Set exercise
Report each line of the data that includes the word "this".

Input rows
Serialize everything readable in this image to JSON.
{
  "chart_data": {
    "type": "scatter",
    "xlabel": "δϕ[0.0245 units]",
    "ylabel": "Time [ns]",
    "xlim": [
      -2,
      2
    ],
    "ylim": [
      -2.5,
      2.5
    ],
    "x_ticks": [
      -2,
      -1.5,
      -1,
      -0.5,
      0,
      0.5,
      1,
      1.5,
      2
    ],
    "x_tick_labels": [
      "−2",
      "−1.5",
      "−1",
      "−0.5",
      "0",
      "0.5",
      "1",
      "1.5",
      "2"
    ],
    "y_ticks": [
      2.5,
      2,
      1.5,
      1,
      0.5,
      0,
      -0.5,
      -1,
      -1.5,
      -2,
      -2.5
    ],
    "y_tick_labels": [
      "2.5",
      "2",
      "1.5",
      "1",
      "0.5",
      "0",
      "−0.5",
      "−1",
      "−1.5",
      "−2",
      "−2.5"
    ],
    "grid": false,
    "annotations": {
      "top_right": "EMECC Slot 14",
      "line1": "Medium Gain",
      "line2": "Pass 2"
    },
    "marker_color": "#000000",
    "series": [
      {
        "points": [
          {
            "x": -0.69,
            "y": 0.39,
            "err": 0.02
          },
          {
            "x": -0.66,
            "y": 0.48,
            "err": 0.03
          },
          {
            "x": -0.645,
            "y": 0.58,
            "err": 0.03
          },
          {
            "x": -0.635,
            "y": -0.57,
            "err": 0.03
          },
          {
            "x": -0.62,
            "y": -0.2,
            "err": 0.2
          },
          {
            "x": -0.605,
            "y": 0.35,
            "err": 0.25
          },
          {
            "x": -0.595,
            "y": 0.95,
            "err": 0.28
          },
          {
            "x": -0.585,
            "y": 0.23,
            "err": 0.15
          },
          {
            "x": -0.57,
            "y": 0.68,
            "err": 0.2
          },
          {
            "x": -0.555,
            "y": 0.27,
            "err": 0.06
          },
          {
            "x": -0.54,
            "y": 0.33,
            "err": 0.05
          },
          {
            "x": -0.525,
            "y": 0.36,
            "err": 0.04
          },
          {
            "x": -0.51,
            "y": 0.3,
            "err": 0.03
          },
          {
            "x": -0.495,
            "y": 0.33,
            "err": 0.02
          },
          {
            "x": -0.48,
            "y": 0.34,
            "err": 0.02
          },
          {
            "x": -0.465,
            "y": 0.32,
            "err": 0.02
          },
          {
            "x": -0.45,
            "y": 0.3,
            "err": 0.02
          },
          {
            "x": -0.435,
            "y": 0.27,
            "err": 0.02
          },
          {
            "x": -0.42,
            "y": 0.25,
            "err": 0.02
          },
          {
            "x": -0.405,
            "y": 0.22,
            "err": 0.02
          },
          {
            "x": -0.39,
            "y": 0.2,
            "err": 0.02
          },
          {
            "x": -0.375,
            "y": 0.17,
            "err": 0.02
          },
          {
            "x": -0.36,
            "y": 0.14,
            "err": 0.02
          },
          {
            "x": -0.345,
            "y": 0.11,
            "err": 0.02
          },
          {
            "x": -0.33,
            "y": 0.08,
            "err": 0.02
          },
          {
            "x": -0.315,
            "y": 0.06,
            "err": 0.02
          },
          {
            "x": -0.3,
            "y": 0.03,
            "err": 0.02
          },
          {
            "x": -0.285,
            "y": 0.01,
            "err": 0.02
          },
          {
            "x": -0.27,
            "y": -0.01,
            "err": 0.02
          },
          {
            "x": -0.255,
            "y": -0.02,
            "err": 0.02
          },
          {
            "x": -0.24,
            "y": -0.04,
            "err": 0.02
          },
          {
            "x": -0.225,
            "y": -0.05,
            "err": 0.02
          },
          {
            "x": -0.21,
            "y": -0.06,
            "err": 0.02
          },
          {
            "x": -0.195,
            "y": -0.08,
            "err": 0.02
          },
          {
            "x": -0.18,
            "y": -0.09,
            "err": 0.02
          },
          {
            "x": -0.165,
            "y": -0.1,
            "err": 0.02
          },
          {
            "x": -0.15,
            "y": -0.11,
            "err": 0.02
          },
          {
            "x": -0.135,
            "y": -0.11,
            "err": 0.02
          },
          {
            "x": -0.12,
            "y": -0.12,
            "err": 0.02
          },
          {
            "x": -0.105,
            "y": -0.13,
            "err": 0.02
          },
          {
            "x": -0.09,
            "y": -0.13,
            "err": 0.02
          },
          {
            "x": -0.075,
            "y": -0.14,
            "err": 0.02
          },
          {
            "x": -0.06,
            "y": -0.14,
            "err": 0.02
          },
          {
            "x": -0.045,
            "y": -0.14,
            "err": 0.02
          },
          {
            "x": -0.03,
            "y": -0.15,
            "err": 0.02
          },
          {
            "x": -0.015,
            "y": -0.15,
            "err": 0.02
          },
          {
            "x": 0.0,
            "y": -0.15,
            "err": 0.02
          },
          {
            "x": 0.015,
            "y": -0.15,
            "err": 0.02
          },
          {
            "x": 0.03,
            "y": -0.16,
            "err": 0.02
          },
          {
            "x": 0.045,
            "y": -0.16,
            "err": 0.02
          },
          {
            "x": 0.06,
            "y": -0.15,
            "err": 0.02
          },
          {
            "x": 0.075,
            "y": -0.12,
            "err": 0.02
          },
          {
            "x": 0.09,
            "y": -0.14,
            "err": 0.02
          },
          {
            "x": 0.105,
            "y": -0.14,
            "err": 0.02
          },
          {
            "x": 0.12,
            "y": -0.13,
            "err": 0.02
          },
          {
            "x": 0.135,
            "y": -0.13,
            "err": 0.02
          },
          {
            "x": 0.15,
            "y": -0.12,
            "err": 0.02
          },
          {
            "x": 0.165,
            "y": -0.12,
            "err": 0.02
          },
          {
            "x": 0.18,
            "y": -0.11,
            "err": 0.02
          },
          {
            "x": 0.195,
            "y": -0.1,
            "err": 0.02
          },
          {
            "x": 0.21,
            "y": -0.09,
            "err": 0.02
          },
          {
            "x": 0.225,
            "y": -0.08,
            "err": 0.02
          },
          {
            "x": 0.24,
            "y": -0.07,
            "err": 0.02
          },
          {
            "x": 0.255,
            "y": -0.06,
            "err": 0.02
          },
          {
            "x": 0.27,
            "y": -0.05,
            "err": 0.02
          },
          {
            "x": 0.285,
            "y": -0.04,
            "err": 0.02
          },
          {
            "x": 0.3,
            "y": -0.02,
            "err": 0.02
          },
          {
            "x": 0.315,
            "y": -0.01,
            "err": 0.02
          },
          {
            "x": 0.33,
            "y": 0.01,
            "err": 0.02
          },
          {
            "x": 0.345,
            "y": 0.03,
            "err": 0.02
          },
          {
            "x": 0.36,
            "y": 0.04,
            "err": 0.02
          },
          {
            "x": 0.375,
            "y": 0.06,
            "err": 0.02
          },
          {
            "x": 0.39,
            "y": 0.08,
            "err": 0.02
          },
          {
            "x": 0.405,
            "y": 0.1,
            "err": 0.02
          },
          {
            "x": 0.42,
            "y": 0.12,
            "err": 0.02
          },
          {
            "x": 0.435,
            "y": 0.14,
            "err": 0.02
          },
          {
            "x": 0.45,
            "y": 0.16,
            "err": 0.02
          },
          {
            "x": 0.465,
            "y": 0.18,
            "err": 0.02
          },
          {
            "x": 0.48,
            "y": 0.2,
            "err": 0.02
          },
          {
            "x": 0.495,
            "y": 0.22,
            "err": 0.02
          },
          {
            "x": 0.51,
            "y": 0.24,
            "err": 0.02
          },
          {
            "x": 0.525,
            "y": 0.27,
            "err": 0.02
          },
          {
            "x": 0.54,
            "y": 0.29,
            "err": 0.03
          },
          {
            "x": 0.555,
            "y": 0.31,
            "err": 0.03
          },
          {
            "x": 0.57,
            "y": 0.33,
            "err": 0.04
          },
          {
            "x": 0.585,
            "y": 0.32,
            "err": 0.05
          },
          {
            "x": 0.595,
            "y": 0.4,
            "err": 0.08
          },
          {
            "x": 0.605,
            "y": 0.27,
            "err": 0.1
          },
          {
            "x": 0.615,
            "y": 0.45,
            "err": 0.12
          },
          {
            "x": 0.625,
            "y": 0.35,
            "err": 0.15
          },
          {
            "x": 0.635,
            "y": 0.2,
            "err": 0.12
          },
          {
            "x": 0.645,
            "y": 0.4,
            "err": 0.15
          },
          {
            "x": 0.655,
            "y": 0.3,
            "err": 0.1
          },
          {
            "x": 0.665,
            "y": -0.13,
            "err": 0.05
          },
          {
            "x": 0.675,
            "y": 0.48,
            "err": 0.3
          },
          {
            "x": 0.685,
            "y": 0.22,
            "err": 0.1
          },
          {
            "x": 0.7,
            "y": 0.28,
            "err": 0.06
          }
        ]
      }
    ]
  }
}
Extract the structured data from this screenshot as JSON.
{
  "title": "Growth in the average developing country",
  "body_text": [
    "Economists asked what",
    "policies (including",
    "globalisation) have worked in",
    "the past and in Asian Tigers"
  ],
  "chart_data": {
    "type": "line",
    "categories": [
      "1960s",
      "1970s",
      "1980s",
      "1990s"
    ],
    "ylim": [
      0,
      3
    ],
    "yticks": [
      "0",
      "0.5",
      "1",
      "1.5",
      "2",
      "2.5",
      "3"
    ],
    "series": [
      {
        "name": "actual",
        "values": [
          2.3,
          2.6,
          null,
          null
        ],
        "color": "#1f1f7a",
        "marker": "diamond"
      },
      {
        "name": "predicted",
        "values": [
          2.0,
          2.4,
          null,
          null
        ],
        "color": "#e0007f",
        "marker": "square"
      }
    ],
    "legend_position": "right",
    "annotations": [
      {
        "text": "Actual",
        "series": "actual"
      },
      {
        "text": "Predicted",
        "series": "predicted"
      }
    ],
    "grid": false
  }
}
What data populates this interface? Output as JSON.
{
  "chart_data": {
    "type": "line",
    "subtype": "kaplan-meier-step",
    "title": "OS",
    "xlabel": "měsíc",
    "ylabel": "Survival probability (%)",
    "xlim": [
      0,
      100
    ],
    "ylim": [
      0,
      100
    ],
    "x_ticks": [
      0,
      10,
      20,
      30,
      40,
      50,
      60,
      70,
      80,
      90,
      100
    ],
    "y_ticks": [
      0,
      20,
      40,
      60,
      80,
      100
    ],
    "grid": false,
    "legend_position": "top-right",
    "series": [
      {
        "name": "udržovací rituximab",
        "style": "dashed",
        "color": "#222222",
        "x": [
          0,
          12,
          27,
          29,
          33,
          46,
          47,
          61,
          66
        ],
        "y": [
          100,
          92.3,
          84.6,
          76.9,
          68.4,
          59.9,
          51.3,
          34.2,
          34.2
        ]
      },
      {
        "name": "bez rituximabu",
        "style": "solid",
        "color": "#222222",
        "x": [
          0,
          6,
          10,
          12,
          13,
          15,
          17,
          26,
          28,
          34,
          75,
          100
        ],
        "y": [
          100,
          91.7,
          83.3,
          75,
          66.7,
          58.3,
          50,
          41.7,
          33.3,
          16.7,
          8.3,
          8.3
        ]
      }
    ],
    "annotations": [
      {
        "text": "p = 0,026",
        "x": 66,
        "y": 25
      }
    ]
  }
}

Written solution
Serialize everything readable in this image to JSON.
Extract the structured data from this screenshot as JSON.
What data populates this interface? Output as JSON.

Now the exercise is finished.